===== SUPPLIED MATERIAL

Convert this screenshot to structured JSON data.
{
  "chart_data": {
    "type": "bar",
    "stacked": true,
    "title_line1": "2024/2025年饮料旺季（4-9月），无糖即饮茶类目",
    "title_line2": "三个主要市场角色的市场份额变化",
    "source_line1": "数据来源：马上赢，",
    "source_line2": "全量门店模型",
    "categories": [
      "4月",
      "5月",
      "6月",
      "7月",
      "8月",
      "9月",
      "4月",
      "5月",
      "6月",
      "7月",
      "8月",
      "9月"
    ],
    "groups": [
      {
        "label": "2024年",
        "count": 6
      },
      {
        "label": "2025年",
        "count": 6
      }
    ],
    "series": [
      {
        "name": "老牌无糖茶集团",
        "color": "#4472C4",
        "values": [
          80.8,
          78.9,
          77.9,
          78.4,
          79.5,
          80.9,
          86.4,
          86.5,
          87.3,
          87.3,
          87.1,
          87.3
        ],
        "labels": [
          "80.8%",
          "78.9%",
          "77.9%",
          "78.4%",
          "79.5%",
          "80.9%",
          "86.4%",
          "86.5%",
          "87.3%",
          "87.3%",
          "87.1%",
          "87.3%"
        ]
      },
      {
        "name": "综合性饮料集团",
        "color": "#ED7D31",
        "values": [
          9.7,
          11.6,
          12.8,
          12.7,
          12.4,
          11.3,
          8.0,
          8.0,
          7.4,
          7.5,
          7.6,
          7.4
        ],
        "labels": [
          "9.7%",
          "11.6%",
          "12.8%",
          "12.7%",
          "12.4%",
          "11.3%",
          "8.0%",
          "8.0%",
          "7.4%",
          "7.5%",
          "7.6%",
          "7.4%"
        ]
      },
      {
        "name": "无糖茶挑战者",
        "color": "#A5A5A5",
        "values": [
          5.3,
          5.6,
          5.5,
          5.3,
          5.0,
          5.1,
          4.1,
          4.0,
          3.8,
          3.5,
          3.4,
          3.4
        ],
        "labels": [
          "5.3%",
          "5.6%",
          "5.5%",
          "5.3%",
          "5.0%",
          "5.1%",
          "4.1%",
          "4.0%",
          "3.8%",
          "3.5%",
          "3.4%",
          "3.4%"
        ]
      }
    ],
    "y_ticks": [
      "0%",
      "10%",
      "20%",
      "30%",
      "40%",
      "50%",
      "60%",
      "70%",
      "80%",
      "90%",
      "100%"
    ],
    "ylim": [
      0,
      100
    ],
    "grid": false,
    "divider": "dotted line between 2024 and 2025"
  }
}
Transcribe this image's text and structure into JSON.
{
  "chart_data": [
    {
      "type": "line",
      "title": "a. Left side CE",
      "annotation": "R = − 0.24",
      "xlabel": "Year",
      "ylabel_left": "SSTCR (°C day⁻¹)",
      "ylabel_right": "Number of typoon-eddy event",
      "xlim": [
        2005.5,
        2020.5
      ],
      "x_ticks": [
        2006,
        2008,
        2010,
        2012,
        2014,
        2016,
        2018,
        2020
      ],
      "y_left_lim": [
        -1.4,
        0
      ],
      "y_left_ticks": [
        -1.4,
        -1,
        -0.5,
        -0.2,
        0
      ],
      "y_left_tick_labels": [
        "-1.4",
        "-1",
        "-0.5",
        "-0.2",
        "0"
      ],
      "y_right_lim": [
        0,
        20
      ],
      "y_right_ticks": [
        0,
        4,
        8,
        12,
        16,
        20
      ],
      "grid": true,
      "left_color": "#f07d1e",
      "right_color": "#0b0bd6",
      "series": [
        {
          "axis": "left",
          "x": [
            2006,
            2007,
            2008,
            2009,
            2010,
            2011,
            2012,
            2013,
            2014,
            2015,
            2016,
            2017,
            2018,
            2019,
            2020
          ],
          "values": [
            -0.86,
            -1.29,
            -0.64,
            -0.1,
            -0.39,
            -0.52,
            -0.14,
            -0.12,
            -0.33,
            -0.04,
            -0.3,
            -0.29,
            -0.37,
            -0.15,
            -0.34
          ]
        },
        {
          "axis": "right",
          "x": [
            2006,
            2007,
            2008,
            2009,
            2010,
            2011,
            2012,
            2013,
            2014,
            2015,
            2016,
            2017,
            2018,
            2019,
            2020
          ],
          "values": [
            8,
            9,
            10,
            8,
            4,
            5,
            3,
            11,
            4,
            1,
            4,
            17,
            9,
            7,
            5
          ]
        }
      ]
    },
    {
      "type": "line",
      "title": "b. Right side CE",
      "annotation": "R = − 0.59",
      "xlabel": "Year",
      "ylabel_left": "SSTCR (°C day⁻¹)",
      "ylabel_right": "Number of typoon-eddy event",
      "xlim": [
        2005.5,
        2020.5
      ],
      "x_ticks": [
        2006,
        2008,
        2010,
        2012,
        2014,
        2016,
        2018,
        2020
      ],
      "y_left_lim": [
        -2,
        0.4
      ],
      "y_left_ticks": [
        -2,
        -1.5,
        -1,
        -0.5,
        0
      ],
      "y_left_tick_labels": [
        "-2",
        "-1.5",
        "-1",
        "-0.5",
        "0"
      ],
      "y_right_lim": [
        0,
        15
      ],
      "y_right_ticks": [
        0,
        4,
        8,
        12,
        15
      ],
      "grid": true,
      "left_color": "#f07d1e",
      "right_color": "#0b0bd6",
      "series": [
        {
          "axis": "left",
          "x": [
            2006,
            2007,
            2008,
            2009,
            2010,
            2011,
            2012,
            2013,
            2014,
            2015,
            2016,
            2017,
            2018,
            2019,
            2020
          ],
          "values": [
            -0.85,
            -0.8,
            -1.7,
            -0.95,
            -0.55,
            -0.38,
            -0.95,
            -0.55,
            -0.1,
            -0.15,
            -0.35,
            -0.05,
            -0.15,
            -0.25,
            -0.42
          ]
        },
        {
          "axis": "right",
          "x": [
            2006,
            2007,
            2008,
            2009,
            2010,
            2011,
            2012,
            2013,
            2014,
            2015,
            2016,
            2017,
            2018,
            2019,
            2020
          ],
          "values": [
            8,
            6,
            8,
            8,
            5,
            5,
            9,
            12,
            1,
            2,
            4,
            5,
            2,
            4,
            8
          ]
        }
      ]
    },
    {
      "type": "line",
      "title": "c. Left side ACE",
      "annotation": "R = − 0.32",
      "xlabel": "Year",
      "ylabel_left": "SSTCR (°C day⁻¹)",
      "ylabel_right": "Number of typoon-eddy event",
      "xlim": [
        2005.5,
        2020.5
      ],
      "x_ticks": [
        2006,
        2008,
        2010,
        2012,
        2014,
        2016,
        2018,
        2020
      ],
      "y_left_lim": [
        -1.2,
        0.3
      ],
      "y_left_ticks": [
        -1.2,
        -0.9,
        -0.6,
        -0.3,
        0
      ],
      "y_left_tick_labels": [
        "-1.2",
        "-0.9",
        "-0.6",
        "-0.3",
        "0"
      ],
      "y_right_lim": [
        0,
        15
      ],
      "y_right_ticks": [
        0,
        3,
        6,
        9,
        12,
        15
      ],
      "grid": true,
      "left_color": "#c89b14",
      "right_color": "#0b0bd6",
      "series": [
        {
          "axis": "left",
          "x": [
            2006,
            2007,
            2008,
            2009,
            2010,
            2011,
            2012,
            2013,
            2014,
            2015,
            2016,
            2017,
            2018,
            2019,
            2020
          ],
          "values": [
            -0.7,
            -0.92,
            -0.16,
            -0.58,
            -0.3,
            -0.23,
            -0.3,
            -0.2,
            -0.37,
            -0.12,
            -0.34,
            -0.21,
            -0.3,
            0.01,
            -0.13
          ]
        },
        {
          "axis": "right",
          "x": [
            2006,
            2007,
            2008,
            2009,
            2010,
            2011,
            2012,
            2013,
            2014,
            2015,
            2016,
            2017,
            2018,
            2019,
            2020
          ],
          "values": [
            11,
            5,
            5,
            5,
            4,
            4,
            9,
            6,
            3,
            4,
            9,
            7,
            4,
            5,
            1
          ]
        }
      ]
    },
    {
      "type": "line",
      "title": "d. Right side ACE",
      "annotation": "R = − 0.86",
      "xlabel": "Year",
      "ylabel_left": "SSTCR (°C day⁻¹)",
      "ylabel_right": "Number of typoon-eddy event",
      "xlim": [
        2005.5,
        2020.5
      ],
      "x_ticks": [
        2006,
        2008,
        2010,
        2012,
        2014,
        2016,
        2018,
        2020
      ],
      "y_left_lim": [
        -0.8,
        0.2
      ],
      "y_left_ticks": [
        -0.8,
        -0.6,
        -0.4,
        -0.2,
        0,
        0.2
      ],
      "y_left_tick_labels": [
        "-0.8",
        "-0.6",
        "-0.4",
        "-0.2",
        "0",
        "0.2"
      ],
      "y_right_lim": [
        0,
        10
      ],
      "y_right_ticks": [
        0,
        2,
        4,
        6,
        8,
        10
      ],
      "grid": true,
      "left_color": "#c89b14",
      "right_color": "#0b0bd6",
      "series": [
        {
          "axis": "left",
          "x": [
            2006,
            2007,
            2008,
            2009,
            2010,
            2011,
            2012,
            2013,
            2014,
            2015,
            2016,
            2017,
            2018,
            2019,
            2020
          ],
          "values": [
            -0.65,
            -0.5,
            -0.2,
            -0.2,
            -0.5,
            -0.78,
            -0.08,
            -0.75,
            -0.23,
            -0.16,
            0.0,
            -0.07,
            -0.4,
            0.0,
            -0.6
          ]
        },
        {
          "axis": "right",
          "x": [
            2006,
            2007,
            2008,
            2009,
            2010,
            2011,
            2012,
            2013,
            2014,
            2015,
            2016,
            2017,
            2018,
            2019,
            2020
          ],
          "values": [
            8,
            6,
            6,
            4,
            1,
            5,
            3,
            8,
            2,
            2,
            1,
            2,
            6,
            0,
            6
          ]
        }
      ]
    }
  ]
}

==========

AIM: What is the number of lines in the data that hold the word "name"? Reply with that number and nothing else.

SOLUTION: 3